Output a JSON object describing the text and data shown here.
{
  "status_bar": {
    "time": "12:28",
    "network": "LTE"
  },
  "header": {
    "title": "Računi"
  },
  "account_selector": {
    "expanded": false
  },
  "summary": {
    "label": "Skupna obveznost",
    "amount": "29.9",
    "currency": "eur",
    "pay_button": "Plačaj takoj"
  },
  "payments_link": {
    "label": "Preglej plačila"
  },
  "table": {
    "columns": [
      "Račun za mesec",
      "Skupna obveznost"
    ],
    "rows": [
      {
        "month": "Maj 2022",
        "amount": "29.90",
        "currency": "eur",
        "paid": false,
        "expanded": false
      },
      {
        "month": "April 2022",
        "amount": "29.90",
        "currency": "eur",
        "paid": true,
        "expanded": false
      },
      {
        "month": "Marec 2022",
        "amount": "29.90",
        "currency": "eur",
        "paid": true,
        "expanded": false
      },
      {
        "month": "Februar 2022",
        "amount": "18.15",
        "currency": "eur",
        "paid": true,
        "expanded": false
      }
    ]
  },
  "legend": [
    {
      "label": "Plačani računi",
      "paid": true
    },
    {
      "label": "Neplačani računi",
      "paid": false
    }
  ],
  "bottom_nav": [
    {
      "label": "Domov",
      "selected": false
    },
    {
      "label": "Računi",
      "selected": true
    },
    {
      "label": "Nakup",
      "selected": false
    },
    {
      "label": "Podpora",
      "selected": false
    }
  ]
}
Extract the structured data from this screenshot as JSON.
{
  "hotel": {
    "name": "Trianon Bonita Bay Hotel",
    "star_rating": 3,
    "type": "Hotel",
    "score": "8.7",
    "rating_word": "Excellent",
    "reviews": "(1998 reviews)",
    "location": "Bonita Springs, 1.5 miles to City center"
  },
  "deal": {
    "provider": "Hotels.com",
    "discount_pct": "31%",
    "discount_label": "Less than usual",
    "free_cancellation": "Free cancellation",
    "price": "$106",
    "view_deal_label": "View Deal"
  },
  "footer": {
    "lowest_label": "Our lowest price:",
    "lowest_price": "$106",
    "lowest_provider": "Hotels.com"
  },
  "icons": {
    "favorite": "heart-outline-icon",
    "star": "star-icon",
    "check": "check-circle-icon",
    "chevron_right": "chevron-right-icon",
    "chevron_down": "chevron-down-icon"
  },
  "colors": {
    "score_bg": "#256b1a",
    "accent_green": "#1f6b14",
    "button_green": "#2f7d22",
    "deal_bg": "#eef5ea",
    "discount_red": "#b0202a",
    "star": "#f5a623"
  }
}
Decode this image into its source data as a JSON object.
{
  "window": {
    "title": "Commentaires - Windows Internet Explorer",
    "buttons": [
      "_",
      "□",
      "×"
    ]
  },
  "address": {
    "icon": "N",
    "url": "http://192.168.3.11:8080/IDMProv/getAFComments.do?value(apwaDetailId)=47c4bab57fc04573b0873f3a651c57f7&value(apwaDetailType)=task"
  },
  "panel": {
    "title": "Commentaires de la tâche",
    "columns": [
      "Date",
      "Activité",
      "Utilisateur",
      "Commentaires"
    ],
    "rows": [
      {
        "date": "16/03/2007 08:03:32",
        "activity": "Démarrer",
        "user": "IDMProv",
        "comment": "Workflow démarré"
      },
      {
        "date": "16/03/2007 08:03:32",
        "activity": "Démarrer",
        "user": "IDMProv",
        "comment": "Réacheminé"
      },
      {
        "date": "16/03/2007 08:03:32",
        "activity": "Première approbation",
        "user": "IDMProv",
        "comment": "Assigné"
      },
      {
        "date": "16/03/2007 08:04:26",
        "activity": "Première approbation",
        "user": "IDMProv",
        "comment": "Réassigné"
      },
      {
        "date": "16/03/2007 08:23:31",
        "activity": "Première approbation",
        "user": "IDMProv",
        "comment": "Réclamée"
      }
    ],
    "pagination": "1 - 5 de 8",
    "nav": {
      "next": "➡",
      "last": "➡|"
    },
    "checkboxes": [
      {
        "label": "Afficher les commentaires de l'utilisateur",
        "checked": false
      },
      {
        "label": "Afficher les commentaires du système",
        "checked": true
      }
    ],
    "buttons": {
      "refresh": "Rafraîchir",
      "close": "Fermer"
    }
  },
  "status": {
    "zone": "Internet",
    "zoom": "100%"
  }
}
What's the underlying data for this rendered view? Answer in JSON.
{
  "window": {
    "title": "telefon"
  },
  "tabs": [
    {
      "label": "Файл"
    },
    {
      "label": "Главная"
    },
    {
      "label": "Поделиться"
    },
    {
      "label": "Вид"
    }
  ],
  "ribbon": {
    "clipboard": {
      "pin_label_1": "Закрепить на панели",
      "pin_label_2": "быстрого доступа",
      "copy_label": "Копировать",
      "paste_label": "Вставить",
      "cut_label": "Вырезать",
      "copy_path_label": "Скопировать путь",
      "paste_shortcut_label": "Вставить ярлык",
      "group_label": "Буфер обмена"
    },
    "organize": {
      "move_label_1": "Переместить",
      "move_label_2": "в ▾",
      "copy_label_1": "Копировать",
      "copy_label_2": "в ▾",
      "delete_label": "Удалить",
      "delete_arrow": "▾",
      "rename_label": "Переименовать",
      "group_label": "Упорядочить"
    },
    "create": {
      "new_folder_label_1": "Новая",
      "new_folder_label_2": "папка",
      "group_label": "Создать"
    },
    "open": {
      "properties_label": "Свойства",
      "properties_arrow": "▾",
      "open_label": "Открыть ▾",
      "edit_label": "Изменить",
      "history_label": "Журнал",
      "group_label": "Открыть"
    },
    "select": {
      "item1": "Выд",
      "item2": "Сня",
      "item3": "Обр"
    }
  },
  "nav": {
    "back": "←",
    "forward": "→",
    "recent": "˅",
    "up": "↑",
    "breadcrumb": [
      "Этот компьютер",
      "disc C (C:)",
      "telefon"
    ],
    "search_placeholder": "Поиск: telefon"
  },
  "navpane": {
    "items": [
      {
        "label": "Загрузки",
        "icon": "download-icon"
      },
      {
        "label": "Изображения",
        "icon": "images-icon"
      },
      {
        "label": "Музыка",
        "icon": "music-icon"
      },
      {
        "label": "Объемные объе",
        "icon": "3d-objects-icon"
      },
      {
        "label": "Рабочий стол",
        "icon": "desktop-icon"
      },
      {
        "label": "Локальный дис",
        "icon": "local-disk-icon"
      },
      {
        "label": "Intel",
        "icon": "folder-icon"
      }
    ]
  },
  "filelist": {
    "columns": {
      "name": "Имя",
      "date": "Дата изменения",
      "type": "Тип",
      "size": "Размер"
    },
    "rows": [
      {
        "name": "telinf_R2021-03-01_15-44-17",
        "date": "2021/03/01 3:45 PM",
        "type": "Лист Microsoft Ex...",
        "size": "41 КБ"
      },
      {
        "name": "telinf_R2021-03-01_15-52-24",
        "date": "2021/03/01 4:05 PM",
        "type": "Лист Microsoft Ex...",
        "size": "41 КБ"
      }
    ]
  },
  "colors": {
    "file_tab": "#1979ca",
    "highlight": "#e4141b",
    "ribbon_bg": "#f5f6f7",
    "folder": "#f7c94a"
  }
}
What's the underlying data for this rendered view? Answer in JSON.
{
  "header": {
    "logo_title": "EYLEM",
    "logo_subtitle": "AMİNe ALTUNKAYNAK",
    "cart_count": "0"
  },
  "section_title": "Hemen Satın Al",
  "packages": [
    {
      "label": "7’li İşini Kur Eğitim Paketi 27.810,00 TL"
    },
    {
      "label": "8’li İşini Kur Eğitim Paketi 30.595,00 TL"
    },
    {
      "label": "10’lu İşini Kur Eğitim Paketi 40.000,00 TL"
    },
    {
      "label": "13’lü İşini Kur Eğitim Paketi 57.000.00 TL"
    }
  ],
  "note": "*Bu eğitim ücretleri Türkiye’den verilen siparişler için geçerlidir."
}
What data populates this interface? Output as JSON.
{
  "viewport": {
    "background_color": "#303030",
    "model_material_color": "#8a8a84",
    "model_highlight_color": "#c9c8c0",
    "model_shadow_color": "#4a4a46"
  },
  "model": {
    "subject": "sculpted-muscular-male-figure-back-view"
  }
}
= = = = = = =
**Objective:**
Tally the lines of the listing in which the word "İşini" occurs, and state the total alone.

**Exercise answer:**
4